- DIRECTIONS FOR THIS TASK
Pick out each line of the records in which the word "geval" appears.

- Document page transcription items
□ □ □ □ □

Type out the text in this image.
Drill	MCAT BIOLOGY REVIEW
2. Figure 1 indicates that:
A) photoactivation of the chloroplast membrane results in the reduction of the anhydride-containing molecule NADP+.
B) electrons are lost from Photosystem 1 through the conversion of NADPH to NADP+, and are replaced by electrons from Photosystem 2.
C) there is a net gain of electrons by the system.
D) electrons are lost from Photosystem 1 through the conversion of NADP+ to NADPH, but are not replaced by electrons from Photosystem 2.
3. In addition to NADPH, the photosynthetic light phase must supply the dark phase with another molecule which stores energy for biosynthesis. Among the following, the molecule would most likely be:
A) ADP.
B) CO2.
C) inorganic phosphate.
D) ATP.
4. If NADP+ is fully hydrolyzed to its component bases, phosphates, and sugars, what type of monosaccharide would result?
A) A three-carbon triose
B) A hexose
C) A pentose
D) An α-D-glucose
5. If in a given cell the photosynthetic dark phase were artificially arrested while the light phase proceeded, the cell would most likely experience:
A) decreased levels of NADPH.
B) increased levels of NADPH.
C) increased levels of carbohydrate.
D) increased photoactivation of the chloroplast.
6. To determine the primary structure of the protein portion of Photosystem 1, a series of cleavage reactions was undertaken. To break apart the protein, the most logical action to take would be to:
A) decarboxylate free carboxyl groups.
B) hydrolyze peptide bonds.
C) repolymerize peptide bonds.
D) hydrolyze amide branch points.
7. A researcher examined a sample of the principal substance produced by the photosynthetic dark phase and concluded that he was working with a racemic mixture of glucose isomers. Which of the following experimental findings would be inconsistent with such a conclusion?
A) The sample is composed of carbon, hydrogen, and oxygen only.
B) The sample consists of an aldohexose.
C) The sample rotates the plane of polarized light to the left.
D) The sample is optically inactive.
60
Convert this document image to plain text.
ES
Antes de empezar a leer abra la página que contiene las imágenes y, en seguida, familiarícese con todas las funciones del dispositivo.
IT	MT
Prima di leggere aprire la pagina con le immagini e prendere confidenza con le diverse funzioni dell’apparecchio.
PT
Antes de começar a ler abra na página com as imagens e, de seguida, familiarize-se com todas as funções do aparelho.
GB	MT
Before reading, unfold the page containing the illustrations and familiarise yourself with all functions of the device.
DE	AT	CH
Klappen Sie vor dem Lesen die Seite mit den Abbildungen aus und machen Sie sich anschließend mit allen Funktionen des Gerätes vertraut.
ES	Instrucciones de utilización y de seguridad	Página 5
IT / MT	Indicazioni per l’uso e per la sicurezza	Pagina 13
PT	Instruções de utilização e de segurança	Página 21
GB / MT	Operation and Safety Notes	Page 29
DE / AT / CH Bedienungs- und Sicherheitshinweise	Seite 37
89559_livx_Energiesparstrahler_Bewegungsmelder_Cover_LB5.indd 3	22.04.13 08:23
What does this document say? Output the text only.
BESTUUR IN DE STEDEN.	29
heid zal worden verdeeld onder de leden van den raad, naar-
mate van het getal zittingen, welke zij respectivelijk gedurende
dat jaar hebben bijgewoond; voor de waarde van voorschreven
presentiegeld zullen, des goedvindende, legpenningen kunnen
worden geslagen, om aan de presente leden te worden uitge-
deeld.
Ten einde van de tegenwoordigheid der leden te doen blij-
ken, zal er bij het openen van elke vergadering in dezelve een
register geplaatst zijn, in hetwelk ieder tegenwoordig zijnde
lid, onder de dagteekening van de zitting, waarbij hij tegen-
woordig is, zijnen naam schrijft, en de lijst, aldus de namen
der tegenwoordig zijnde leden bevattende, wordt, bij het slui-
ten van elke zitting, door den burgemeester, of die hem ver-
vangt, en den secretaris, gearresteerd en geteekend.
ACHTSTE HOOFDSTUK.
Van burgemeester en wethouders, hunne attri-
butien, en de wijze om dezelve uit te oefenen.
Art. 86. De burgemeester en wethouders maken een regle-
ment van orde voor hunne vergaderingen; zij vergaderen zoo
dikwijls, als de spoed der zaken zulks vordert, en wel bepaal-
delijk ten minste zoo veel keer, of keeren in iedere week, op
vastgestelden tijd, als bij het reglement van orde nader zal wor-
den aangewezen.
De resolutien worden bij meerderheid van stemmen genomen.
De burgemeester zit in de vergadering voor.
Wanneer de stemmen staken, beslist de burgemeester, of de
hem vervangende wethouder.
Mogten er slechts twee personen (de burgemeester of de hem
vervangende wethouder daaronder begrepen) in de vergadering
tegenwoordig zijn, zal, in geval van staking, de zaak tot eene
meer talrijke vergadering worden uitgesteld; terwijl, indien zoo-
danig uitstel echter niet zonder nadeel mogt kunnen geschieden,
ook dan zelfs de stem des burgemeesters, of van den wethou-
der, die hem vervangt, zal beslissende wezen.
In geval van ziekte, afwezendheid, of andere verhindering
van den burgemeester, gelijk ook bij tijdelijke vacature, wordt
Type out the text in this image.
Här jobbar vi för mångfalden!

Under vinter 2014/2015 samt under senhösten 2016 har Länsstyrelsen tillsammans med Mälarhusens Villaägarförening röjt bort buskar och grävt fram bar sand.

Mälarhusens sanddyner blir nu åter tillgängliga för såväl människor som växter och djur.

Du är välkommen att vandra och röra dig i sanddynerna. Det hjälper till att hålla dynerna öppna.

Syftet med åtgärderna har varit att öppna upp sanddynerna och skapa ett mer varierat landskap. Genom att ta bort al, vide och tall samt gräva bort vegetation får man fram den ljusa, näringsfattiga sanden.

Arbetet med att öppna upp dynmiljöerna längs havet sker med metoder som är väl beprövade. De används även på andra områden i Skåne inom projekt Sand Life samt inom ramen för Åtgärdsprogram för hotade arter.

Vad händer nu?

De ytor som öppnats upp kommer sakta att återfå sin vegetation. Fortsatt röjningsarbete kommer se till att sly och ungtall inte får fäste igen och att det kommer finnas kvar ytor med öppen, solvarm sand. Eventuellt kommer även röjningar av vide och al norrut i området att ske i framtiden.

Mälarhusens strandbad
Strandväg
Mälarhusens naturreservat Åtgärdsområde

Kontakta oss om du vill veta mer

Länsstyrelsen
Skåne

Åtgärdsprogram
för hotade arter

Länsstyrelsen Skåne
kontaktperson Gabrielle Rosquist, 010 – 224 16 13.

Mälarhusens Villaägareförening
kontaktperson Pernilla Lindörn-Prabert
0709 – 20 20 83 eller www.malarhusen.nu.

□ □ □ □ □

- RESULT OF THIS EXERCISE
tegenwoordig zijn, zal, in geval van staking, de zaak tot eene
In geval van ziekte, afwezendheid, of andere verhindering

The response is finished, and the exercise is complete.